> **Your tasks**:
1/ Name every side effect that the trial passage says TV commercials for prescription drugs warn about.
2/ Write the next few sentences of the trial passage, picking up after its last sentence.
----- Selection
Maund said Petersen’s blood/alcohol level at the time of his arrest was .18, twice the level for drunk driving. “He was awake, alert and goal oriented,” she added.

Marc Carlos, Petersen’s attorney, showed jurors a chart that listed all the side effects of seven drugs that Petersen was taking at the time, with the heading “The Perfect Storm.” Carlos told jurors to recall hearing TV commercials about prescription drugs that contain warnings about side effects such as memory loss, delusions or confusion.

Carlos argued that Petersen had a history of brain seizures stemming from a 1987 skydiving accident and that a combination of all those drugs and alcohol could produce an “altered state of reality.

“He was unconscious of his actions,” Carlos said. “People in blackouts do that. It’s going to affect everybody in a different way. He’s not acting rationally. He wasn’t normal.”

Carlos conceded that Petersen shot both men, but he told the jury they were needed “to determine what was in Mr. Petersen’s mind.” He listed Petersen’s accomplishments, which included two CEO positions. “He’s never been arrested before,” he said.

Carlos urged jurors to see the silent video captured on Fletcher’s home security system that showed the struggle for the gun after Fletcher was shot in the stomach. He said Petersen was seen ranting and lecturing Fletcher with his index finger up and down 48 times.
----------
----- Records shown
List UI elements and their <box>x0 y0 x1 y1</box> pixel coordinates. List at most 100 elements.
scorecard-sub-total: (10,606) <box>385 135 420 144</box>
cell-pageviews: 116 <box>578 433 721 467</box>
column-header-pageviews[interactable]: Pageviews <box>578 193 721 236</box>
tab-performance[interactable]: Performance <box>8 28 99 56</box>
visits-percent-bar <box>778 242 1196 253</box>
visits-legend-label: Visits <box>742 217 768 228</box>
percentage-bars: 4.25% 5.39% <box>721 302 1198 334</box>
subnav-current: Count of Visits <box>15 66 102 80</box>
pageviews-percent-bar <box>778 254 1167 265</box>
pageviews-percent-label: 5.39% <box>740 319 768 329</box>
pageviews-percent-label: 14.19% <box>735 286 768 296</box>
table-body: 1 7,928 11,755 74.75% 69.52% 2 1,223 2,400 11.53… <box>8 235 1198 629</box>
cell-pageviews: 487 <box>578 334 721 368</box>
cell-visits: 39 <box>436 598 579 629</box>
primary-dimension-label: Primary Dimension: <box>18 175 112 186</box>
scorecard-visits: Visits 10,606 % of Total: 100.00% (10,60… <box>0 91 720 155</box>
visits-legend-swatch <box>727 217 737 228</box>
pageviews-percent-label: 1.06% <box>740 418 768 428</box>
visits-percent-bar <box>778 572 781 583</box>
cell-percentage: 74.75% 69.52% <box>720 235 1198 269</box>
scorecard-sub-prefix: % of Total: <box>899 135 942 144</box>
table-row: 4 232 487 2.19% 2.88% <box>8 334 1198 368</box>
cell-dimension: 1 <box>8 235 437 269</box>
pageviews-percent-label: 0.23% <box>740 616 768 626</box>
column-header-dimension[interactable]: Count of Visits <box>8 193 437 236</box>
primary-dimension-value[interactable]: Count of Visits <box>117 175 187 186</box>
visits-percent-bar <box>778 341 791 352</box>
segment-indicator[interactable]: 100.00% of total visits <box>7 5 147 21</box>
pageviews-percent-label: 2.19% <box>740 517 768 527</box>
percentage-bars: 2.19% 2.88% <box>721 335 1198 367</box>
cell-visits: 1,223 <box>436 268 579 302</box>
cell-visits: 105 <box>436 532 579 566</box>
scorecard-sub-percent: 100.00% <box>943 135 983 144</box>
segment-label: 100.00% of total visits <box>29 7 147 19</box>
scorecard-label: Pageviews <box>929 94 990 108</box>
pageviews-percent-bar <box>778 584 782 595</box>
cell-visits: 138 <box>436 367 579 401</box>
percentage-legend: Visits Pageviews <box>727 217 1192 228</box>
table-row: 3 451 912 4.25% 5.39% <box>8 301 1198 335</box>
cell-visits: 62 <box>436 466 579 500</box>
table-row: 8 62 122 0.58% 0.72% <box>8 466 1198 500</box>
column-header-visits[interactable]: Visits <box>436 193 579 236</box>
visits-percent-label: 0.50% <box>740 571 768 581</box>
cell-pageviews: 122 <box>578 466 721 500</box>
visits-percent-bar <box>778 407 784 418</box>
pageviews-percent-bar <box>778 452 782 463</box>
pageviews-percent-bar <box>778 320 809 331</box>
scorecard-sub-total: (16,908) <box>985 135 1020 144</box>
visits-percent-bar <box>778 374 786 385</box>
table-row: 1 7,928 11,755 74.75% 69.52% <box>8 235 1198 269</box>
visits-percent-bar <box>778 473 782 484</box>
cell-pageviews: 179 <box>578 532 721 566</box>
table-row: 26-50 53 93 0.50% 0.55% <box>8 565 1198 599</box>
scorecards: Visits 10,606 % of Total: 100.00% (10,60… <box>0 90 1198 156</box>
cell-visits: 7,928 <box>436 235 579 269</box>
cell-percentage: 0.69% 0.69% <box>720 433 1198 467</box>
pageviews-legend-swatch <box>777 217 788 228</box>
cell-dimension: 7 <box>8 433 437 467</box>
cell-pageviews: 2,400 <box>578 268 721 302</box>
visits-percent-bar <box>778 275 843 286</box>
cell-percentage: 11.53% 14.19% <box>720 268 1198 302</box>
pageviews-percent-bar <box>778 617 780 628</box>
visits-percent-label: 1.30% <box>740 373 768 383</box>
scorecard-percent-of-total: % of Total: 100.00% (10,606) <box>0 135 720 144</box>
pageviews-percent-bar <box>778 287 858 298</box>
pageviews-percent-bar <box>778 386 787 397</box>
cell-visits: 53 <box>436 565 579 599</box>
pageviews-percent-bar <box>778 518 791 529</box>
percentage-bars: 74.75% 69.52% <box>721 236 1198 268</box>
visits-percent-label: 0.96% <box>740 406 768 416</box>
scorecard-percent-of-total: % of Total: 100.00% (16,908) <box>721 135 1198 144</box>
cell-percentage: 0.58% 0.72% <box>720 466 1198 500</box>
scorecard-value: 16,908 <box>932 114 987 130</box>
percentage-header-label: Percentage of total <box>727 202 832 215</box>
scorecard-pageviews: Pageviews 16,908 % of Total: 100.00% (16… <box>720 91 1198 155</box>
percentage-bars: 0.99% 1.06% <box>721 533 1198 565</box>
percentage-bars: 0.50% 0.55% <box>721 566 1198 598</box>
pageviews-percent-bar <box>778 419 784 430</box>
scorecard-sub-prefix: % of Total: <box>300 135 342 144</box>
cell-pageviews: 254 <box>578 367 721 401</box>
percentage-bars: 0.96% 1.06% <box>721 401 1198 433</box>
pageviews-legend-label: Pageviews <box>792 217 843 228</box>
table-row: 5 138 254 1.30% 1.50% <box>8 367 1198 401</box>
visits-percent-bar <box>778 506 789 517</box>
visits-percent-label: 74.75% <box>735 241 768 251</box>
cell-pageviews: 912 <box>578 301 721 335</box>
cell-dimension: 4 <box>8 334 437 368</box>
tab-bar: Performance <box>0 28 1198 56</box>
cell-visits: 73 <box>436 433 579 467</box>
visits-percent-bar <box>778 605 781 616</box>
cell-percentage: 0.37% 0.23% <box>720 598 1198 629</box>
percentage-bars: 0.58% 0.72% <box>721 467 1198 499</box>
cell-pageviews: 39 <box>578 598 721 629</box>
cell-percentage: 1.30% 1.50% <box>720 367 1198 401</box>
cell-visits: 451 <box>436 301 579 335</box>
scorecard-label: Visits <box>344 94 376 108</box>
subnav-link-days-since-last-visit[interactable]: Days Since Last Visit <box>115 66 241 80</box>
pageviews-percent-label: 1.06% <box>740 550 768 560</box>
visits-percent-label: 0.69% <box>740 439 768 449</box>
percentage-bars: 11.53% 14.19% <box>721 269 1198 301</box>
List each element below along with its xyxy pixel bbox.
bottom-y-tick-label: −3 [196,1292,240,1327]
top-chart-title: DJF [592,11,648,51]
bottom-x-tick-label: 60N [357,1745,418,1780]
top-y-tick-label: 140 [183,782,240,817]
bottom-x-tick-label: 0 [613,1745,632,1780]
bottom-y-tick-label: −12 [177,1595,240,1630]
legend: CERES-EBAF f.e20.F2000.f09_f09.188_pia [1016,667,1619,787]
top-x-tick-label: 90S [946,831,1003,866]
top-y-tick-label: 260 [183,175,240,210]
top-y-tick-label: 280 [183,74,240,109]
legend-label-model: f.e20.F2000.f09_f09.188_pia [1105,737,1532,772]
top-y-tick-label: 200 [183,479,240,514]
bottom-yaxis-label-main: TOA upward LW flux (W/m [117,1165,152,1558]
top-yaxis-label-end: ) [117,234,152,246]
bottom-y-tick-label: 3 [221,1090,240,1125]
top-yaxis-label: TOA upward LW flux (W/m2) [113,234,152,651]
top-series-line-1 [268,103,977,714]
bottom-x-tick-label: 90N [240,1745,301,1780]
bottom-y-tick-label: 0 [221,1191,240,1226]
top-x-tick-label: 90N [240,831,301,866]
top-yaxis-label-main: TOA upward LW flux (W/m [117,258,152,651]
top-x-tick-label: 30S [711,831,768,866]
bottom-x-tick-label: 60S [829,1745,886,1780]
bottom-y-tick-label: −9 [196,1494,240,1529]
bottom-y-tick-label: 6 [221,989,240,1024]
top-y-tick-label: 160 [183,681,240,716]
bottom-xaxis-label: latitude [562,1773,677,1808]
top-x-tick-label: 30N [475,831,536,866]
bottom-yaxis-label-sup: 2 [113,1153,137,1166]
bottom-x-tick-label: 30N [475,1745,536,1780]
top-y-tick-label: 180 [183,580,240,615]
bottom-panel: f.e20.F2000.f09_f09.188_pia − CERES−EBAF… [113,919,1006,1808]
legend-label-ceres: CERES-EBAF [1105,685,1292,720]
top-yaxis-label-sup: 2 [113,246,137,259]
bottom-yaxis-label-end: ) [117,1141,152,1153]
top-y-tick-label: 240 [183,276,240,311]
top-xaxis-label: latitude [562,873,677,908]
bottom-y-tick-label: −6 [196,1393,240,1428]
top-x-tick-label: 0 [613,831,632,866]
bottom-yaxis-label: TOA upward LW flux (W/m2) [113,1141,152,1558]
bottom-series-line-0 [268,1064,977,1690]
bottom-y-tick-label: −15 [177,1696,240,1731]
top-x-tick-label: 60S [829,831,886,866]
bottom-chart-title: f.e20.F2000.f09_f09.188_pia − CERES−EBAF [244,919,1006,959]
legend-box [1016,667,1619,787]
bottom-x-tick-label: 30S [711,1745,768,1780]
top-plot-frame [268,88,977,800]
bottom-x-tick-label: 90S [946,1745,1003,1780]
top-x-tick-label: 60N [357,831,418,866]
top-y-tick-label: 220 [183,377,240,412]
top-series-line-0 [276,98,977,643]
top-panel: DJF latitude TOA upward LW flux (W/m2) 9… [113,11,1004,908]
----------
> **Responses in order**:
1/ memory loss, delusions, confusion

2/
The defense attorney also urged the jurors to “come to a decision you can live with” and said there was reasonable doubt shown about Petersen’s intentions.

In a brief rebuttal, the prosecutor said she counted 35 goal-oriented actions that Petersen performed during those shootings, such as driving eight miles, yelling, kicking in a door and smashing Fletcher’s cell phone.

“He had the liquid courage,” Maund said, “to get revenge on the people who hurt him. It was unreasonable what (the defense) presented to you.

“Please do your job.”

Judge Leo Valentine Jr. instructed jurors earlier in the day.

Petersen, who has come to court in a suit every day in the three-week trial, remains in jail on $5 million bail. If convicted, he faces three life terms plus 60 years in prison.